++++ Data supplied ++++

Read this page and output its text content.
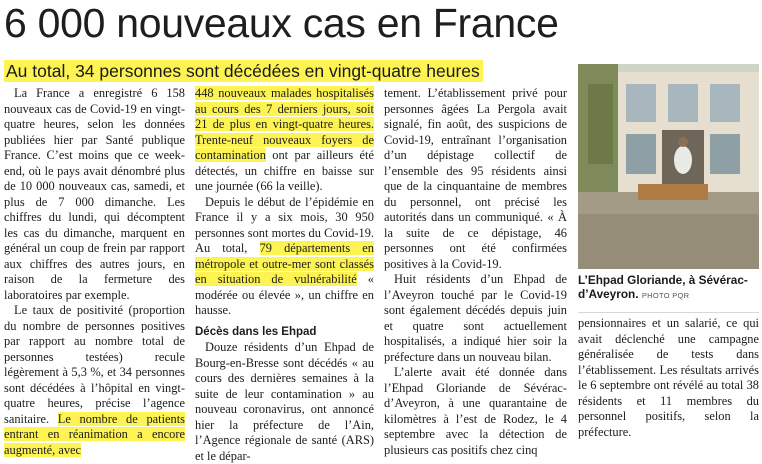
6 000 nouveaux cas en France
Au total, 34 personnes sont décédées en vingt-quatre heures

La France a enregistré 6 158 nouveaux cas de Covid-19 en vingt-quatre heures, selon les données publiées hier par Santé publique France. C’est moins que ce week-end, où le pays avait dénombré plus de 10 000 nouveaux cas, samedi, et plus de 7 000 dimanche. Les chiffres du lundi, qui décomptent les cas du dimanche, marquent en général un coup de frein par rapport aux chiffres des autres jours, en raison de la fermeture des laboratoires par exemple.

Le taux de positivité (proportion du nombre de personnes positives par rapport au nombre total de personnes testées) recule légèrement à 5,3 %, et 34 personnes sont décédées à l’hôpital en vingt-quatre heures, précise l’agence sanitaire. Le nombre de patients entrant en réanimation a encore augmenté, avec

448 nouveaux malades hospitalisés au cours des 7 derniers jours, soit 21 de plus en vingt-quatre heures. Trente-neuf nouveaux foyers de contamination ont par ailleurs été détectés, un chiffre en baisse sur une journée (66 la veille).

Depuis le début de l’épidémie en France il y a six mois, 30 950 personnes sont mortes du Covid-19. Au total, 79 départements en métropole et outre-mer sont classés en situation de vulnérabilité « modérée ou élevée », un chiffre en hausse.

Décès dans les Ehpad

Douze résidents d’un Ehpad de Bourg-en-Bresse sont décédés « au cours des dernières semaines à la suite de leur contamination » au nouveau coronavirus, ont annoncé hier la préfecture de l’Ain, l’Agence régionale de santé (ARS) et le dépar-

tement. L’établissement privé pour personnes âgées La Pergola avait signalé, fin août, des suspicions de Covid-19, entraînant l’organisation d’un dépistage collectif de l’ensemble des 95 résidents ainsi que de la cinquantaine de membres du personnel, ont précisé les autorités dans un communiqué. « À la suite de ce dépistage, 46 personnes ont été confirmées positives à la Covid-19.

Huit résidents d’un Ehpad de l’Aveyron touché par le Covid-19 sont également décédés depuis juin et quatre sont actuellement hospitalisés, a indiqué hier soir la préfecture dans un nouveau bilan.

L’alerte avait été donnée dans l’Ehpad Gloriande de Sévérac-d’Aveyron, à une quarantaine de kilomètres à l’est de Rodez, le 4 septembre avec la détection de plusieurs cas positifs chez cinq

L’Ehpad Gloriande, à Sévérac-d’Aveyron. PHOTO PQR

pensionnaires et un salarié, ce qui avait déclenché une campagne généralisée de tests dans l’établissement. Les résultats arrivés le 6 septembre ont révélé au total 38 résidents et 11 membres du personnel positifs, selon la préfecture.
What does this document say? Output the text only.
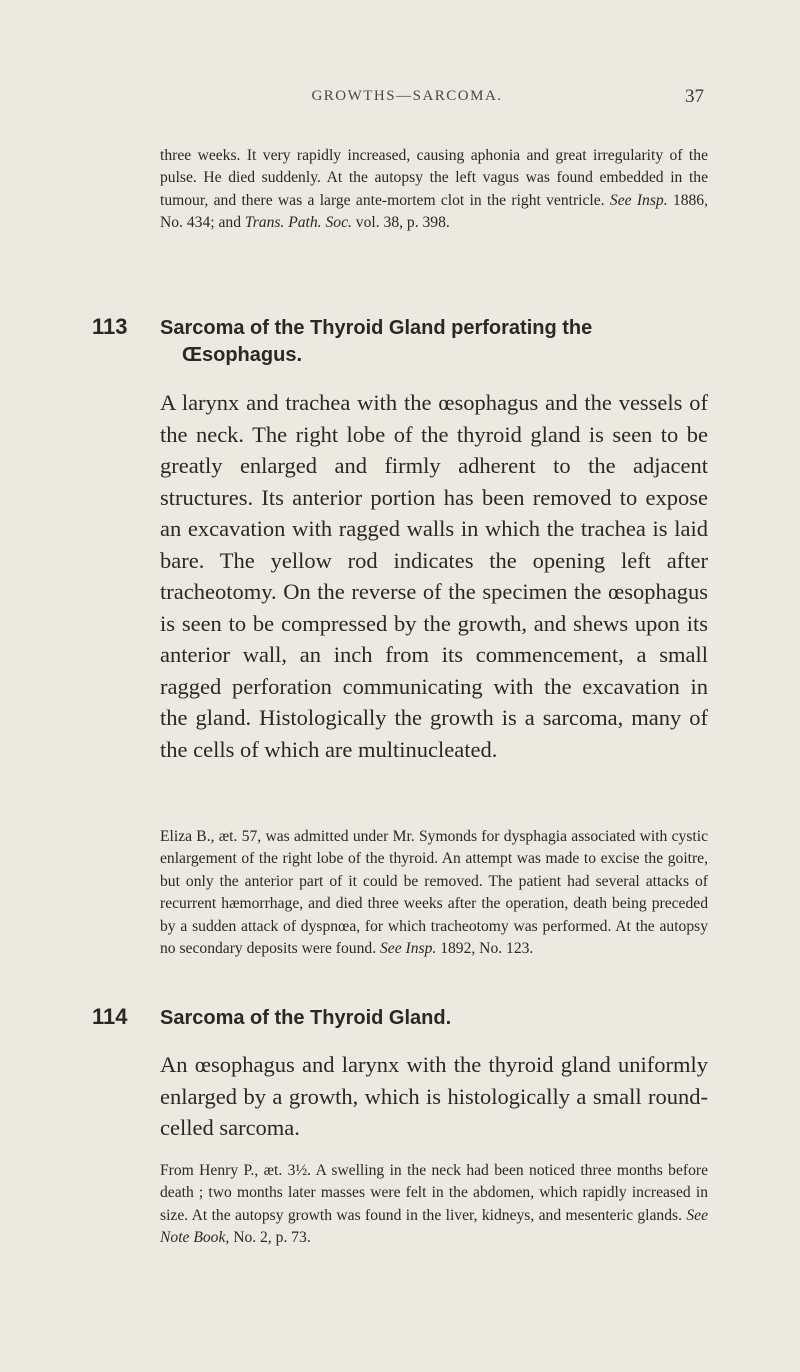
GROWTHS—SARCOMA.	37

three weeks. It very rapidly increased, causing aphonia and great irregularity of the pulse. He died suddenly. At the autopsy the left vagus was found embedded in the tumour, and there was a large ante-mortem clot in the right ventricle. See Insp. 1886, No. 434; and Trans. Path. Soc. vol. 38, p. 398.

113 Sarcoma of the Thyroid Gland perforating the
Œsophagus.

A larynx and trachea with the œsophagus and the vessels of the neck. The right lobe of the thyroid gland is seen to be greatly enlarged and firmly adherent to the adjacent structures. Its anterior portion has been removed to expose an excavation with ragged walls in which the trachea is laid bare. The yellow rod indicates the opening left after tracheotomy. On the reverse of the specimen the œsophagus is seen to be compressed by the growth, and shews upon its anterior wall, an inch from its commencement, a small ragged perforation communicating with the excavation in the gland. Histologically the growth is a sarcoma, many of the cells of which are multinucleated.

Eliza B., æt. 57, was admitted under Mr. Symonds for dysphagia associated with cystic enlargement of the right lobe of the thyroid. An attempt was made to excise the goitre, but only the anterior part of it could be removed. The patient had several attacks of recurrent hæmorrhage, and died three weeks after the operation, death being preceded by a sudden attack of dyspnœa, for which tracheotomy was performed. At the autopsy no secondary deposits were found. See Insp. 1892, No. 123.

114 Sarcoma of the Thyroid Gland.

An œsophagus and larynx with the thyroid gland uniformly enlarged by a growth, which is histologically a small round-celled sarcoma.

From Henry P., æt. 3½. A swelling in the neck had been noticed three months before death ; two months later masses were felt in the abdomen, which rapidly increased in size. At the autopsy growth was found in the liver, kidneys, and mesenteric glands. See Note Book, No. 2, p. 73.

++++

Check each line of the entries above for the string "membres", and return those that contain it.

■ Exercise response ■
tement. L’établissement privé pour personnes âgées La Pergola avait signalé, fin août, des suspicions de Covid-19, entraînant l’organisation d’un dépistage collectif de l’ensemble des 95 résidents ainsi que de la cinquantaine de membres du personnel, ont précisé les autorités dans un communiqué. « À la suite de ce dépistage, 46 personnes ont été confirmées positives à la Covid-19.
pensionnaires et un salarié, ce qui avait déclenché une campagne généralisée de tests dans l’établissement. Les résultats arrivés le 6 septembre ont révélé au total 38 résidents et 11 membres du personnel positifs, selon la préfecture.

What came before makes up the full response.